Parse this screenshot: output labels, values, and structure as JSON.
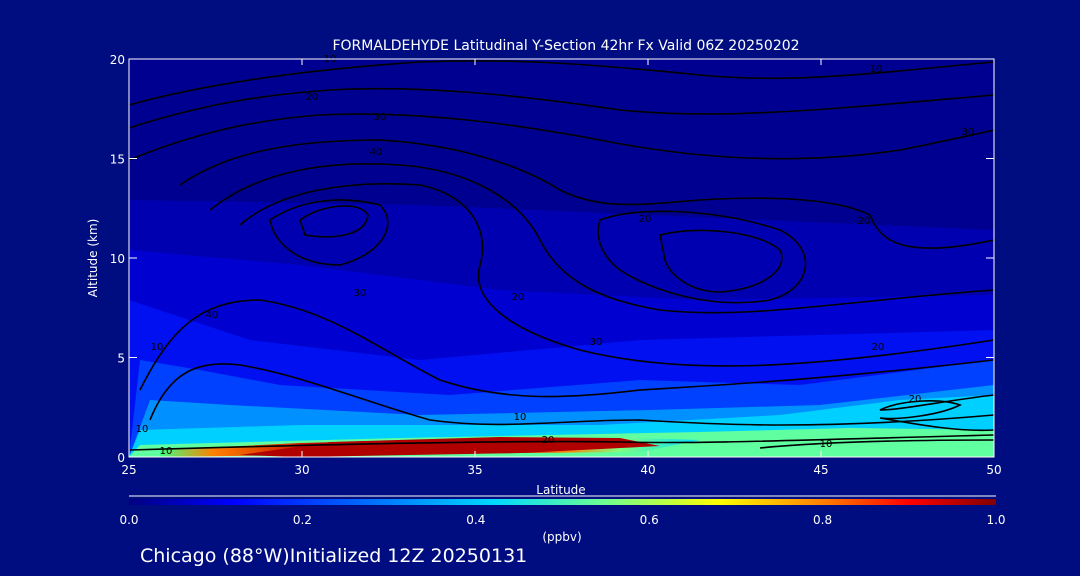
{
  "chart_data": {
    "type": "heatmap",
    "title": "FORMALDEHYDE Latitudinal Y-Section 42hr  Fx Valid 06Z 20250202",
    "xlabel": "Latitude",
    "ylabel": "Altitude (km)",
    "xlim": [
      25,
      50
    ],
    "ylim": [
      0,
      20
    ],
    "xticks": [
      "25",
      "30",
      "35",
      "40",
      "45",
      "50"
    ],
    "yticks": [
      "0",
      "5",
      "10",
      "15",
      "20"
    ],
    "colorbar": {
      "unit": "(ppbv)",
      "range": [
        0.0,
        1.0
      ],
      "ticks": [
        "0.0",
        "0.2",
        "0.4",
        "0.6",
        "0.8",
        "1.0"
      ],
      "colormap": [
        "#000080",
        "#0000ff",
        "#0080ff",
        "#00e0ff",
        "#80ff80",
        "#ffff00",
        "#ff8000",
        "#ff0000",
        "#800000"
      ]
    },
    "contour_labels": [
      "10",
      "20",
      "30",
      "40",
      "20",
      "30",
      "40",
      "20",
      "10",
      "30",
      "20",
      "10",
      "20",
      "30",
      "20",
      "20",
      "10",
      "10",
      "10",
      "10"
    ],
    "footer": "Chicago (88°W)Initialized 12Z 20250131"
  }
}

== == ==

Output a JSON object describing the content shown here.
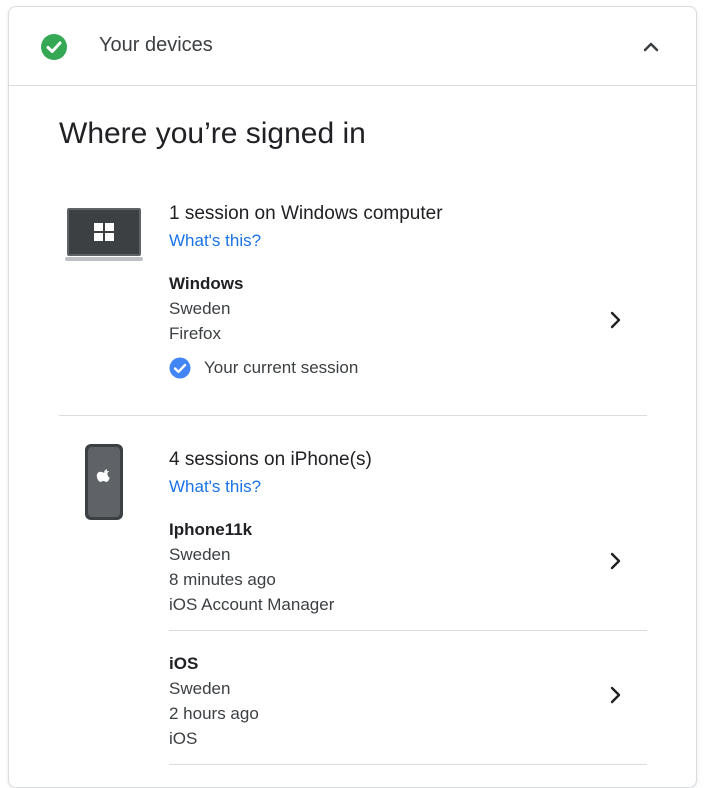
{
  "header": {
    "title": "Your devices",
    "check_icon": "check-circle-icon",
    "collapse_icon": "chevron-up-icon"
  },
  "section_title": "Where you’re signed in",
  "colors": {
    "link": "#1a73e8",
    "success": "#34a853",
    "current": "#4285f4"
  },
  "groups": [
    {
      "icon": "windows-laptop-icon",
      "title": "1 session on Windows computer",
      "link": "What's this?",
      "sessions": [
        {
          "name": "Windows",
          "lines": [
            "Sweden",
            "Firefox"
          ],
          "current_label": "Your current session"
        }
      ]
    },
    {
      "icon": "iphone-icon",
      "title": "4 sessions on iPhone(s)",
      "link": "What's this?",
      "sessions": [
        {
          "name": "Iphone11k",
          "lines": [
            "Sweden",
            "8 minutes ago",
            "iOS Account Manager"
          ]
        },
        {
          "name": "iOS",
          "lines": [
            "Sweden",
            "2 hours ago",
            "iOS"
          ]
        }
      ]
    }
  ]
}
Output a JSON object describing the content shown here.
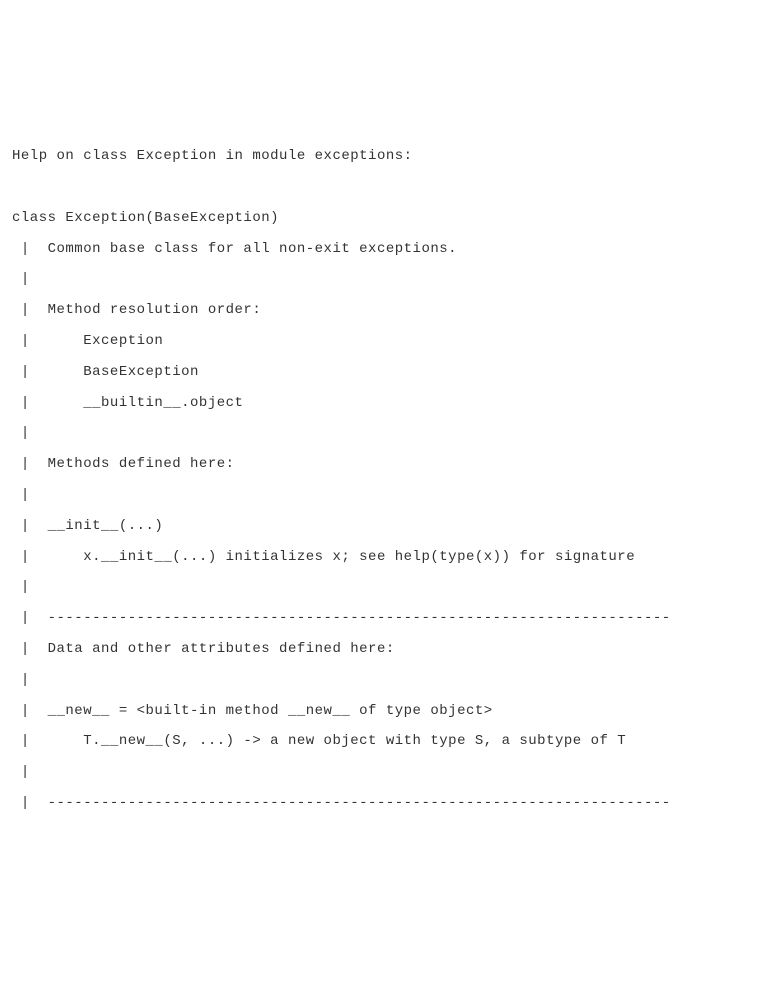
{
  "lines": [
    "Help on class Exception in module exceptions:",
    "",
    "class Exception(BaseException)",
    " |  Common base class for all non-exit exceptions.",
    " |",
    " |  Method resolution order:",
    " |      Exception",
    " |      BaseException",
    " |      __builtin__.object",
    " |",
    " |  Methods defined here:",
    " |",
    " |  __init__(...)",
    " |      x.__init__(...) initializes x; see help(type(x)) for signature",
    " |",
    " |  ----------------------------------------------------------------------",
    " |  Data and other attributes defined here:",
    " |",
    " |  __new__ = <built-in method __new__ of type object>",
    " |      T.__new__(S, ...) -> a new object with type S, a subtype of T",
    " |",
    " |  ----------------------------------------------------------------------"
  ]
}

== == ==

→ GOAL
Count the lines in the records above that contain the word "type", and give only the number.

→ ANSWER TO THIS EXERCISE
4